Task inputs:
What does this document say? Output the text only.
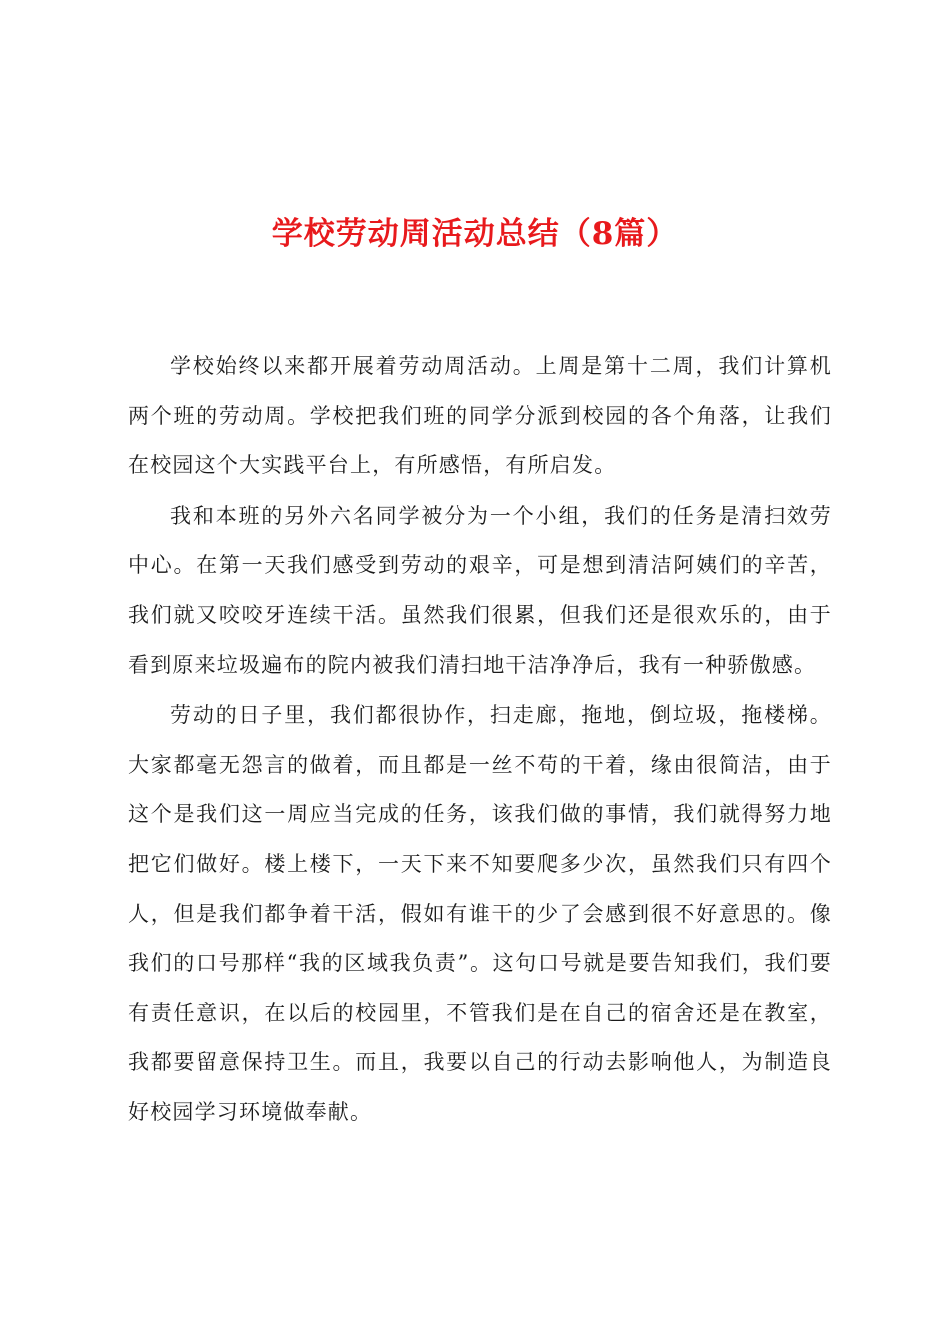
学校劳动周活动总结（8篇）

学校始终以来都开展着劳动周活动。上周是第十二周，我们计算机两个班的劳动周。学校把我们班的同学分派到校园的各个角落，让我们在校园这个大实践平台上，有所感悟，有所启发。

我和本班的另外六名同学被分为一个小组，我们的任务是清扫效劳中心。在第一天我们感受到劳动的艰辛，可是想到清洁阿姨们的辛苦，我们就又咬咬牙连续干活。虽然我们很累，但我们还是很欢乐的，由于看到原来垃圾遍布的院内被我们清扫地干洁净净后，我有一种骄傲感。

劳动的日子里，我们都很协作，扫走廊，拖地，倒垃圾，拖楼梯。大家都毫无怨言的做着，而且都是一丝不苟的干着，缘由很简洁，由于这个是我们这一周应当完成的任务，该我们做的事情，我们就得努力地把它们做好。楼上楼下，一天下来不知要爬多少次，虽然我们只有四个人，但是我们都争着干活，假如有谁干的少了会感到很不好意思的。像我们的口号那样“我的区域我负责”。这句口号就是要告知我们，我们要有责任意识，在以后的校园里，不管我们是在自己的宿舍还是在教室，我都要留意保持卫生。而且，我要以自己的行动去影响他人，为制造良好校园学习环境做奉献。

The request:
Repeat the listing in full and exactly. Leave any pictures out.

Answer:
What does this document say? Output the text only.
学校劳动周活动总结（8篇）

学校始终以来都开展着劳动周活动。上周是第十二周，我们计算机两个班的劳动周。学校把我们班的同学分派到校园的各个角落，让我们在校园这个大实践平台上，有所感悟，有所启发。

我和本班的另外六名同学被分为一个小组，我们的任务是清扫效劳中心。在第一天我们感受到劳动的艰辛，可是想到清洁阿姨们的辛苦，我们就又咬咬牙连续干活。虽然我们很累，但我们还是很欢乐的，由于看到原来垃圾遍布的院内被我们清扫地干洁净净后，我有一种骄傲感。

劳动的日子里，我们都很协作，扫走廊，拖地，倒垃圾，拖楼梯。大家都毫无怨言的做着，而且都是一丝不苟的干着，缘由很简洁，由于这个是我们这一周应当完成的任务，该我们做的事情，我们就得努力地把它们做好。楼上楼下，一天下来不知要爬多少次，虽然我们只有四个人，但是我们都争着干活，假如有谁干的少了会感到很不好意思的。像我们的口号那样“我的区域我负责”。这句口号就是要告知我们，我们要有责任意识，在以后的校园里，不管我们是在自己的宿舍还是在教室，我都要留意保持卫生。而且，我要以自己的行动去影响他人，为制造良好校园学习环境做奉献。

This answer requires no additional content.